> TASK OBJECTIVE
Copy all lines holding the word "title" from the entries.

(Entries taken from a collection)

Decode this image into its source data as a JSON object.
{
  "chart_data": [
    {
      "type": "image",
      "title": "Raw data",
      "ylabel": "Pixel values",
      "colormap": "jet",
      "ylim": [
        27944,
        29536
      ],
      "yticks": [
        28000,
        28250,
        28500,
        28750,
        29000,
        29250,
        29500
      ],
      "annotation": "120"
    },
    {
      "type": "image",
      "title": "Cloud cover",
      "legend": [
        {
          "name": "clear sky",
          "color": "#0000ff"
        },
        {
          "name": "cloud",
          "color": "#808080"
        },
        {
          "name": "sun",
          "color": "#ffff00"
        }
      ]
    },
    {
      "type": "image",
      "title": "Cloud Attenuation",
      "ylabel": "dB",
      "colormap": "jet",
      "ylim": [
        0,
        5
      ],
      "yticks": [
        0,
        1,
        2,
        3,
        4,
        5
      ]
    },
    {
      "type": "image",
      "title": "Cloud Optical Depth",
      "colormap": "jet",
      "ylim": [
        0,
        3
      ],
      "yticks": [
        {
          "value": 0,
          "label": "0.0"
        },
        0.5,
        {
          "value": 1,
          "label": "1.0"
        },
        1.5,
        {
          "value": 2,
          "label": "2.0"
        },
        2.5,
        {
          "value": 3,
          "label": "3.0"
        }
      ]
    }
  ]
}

> SOLVED EXERCISE
      "title": "Raw data",
      "title": "Cloud cover",
      "title": "Cloud Attenuation",
      "title": "Cloud Optical Depth",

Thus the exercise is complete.